(WHAT YOU NEED TO DO) Copy out all of the data exactly as it appears.

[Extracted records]
■ ■ ■ ■ ■

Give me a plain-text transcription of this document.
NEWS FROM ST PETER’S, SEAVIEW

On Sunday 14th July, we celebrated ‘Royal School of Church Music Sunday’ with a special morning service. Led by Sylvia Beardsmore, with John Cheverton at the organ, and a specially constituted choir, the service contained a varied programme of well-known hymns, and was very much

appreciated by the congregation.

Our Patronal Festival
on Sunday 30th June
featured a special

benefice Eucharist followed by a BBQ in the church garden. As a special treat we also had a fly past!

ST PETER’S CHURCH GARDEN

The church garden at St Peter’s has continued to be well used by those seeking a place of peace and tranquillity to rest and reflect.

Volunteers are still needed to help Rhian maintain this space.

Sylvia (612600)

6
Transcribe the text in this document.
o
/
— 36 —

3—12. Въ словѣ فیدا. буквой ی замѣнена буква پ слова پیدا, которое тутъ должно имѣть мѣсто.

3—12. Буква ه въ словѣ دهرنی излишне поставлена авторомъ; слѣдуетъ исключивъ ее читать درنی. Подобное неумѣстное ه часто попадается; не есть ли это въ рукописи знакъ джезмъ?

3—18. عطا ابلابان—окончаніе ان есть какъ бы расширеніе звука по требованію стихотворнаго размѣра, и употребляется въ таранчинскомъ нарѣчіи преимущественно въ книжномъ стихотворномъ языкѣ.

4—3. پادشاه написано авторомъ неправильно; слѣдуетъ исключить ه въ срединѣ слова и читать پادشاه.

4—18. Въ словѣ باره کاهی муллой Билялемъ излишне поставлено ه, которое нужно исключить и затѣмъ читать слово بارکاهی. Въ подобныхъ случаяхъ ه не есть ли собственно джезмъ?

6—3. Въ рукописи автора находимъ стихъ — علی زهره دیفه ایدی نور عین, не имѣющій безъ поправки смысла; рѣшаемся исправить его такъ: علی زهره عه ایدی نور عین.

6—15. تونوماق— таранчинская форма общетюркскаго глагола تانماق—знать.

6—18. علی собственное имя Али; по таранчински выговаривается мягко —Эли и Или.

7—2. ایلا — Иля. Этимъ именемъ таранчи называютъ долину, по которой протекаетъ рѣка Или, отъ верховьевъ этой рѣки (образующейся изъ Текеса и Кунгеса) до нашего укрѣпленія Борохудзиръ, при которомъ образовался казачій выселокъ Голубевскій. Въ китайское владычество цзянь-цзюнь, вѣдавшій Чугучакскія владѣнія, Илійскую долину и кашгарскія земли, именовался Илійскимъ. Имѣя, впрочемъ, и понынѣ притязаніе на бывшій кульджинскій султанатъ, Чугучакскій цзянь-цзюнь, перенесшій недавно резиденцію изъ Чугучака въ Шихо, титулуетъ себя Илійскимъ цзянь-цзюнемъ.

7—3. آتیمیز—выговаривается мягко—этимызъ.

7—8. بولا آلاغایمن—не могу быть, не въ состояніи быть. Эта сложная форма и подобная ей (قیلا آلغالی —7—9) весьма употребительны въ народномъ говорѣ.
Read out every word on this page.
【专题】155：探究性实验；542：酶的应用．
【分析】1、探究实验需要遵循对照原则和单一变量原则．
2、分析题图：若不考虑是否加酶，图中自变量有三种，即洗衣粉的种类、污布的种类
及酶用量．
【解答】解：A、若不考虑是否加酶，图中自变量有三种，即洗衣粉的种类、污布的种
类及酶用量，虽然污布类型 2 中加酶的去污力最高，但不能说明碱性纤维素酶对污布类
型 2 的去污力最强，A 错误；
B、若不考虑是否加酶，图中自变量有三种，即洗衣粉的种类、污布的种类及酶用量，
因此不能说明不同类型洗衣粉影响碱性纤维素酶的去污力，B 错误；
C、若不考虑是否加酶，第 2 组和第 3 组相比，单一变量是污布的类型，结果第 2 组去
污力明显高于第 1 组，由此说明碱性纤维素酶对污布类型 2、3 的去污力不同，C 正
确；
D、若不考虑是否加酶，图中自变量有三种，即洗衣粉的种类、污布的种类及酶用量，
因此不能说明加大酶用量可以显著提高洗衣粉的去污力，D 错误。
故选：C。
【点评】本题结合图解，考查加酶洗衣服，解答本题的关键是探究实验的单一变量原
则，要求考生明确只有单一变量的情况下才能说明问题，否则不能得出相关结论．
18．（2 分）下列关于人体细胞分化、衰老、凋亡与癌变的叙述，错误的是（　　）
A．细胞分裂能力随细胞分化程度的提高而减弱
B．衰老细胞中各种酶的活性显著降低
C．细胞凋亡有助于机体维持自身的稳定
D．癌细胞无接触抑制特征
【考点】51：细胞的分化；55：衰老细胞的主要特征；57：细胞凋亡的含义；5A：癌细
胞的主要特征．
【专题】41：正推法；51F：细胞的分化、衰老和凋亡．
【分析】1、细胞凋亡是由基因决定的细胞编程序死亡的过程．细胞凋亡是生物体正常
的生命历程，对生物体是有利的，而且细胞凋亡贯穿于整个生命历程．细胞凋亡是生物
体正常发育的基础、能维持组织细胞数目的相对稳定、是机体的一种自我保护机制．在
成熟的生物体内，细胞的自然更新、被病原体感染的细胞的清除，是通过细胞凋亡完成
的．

■ ■ ■ ■ ■

(FINAL RESULT)
Give me a plain-text transcription of this document.
NEWS FROM ST PETER’S, SEAVIEW

On Sunday 14th July, we celebrated ‘Royal School of Church Music Sunday’ with a special morning service. Led by Sylvia Beardsmore, with John Cheverton at the organ, and a specially constituted choir, the service contained a varied programme of well-known hymns, and was very much

appreciated by the congregation.

Our Patronal Festival
on Sunday 30th June
featured a special

benefice Eucharist followed by a BBQ in the church garden. As a special treat we also had a fly past!

ST PETER’S CHURCH GARDEN

The church garden at St Peter’s has continued to be well used by those seeking a place of peace and tranquillity to rest and reflect.

Volunteers are still needed to help Rhian maintain this space.

Sylvia (612600)

6
Transcribe the text in this document.
o
/
— 36 —

3—12. Въ словѣ فیدا. буквой ی замѣнена буква پ слова پیدا, которое тутъ должно имѣть мѣсто.

3—12. Буква ه въ словѣ دهرنی излишне поставлена авторомъ; слѣдуетъ исключивъ ее читать درنی. Подобное неумѣстное ه часто попадается; не есть ли это въ рукописи знакъ джезмъ?

3—18. عطا ابلابان—окончаніе ان есть какъ бы расширеніе звука по требованію стихотворнаго размѣра, и употребляется въ таранчинскомъ нарѣчіи преимущественно въ книжномъ стихотворномъ языкѣ.

4—3. پادشاه написано авторомъ неправильно; слѣдуетъ исключить ه въ срединѣ слова и читать پادشاه.

4—18. Въ словѣ باره کاهی муллой Билялемъ излишне поставлено ه, которое нужно исключить и затѣмъ читать слово بارکاهی. Въ подобныхъ случаяхъ ه не есть ли собственно джезмъ?

6—3. Въ рукописи автора находимъ стихъ — علی زهره دیفه ایدی نور عین, не имѣющій безъ поправки смысла; рѣшаемся исправить его такъ: علی زهره عه ایدی نور عین.

6—15. تونوماق— таранчинская форма общетюркскаго глагола تانماق—знать.

6—18. علی собственное имя Али; по таранчински выговаривается мягко —Эли и Или.

7—2. ایلا — Иля. Этимъ именемъ таранчи называютъ долину, по которой протекаетъ рѣка Или, отъ верховьевъ этой рѣки (образующейся изъ Текеса и Кунгеса) до нашего укрѣпленія Борохудзиръ, при которомъ образовался казачій выселокъ Голубевскій. Въ китайское владычество цзянь-цзюнь, вѣдавшій Чугучакскія владѣнія, Илійскую долину и кашгарскія земли, именовался Илійскимъ. Имѣя, впрочемъ, и понынѣ притязаніе на бывшій кульджинскій султанатъ, Чугучакскій цзянь-цзюнь, перенесшій недавно резиденцію изъ Чугучака въ Шихо, титулуетъ себя Илійскимъ цзянь-цзюнемъ.

7—3. آتیمیز—выговаривается мягко—этимызъ.

7—8. بولا آلاغایمن—не могу быть, не въ состояніи быть. Эта сложная форма и подобная ей (قیلا آلغالی —7—9) весьма употребительны въ народномъ говорѣ.
Read out every word on this page.
【专题】155：探究性实验；542：酶的应用．
【分析】1、探究实验需要遵循对照原则和单一变量原则．
2、分析题图：若不考虑是否加酶，图中自变量有三种，即洗衣粉的种类、污布的种类
及酶用量．
【解答】解：A、若不考虑是否加酶，图中自变量有三种，即洗衣粉的种类、污布的种
类及酶用量，虽然污布类型 2 中加酶的去污力最高，但不能说明碱性纤维素酶对污布类
型 2 的去污力最强，A 错误；
B、若不考虑是否加酶，图中自变量有三种，即洗衣粉的种类、污布的种类及酶用量，
因此不能说明不同类型洗衣粉影响碱性纤维素酶的去污力，B 错误；
C、若不考虑是否加酶，第 2 组和第 3 组相比，单一变量是污布的类型，结果第 2 组去
污力明显高于第 1 组，由此说明碱性纤维素酶对污布类型 2、3 的去污力不同，C 正
确；
D、若不考虑是否加酶，图中自变量有三种，即洗衣粉的种类、污布的种类及酶用量，
因此不能说明加大酶用量可以显著提高洗衣粉的去污力，D 错误。
故选：C。
【点评】本题结合图解，考查加酶洗衣服，解答本题的关键是探究实验的单一变量原
则，要求考生明确只有单一变量的情况下才能说明问题，否则不能得出相关结论．
18．（2 分）下列关于人体细胞分化、衰老、凋亡与癌变的叙述，错误的是（　　）
A．细胞分裂能力随细胞分化程度的提高而减弱
B．衰老细胞中各种酶的活性显著降低
C．细胞凋亡有助于机体维持自身的稳定
D．癌细胞无接触抑制特征
【考点】51：细胞的分化；55：衰老细胞的主要特征；57：细胞凋亡的含义；5A：癌细
胞的主要特征．
【专题】41：正推法；51F：细胞的分化、衰老和凋亡．
【分析】1、细胞凋亡是由基因决定的细胞编程序死亡的过程．细胞凋亡是生物体正常
的生命历程，对生物体是有利的，而且细胞凋亡贯穿于整个生命历程．细胞凋亡是生物
体正常发育的基础、能维持组织细胞数目的相对稳定、是机体的一种自我保护机制．在
成熟的生物体内，细胞的自然更新、被病原体感染的细胞的清除，是通过细胞凋亡完成
的．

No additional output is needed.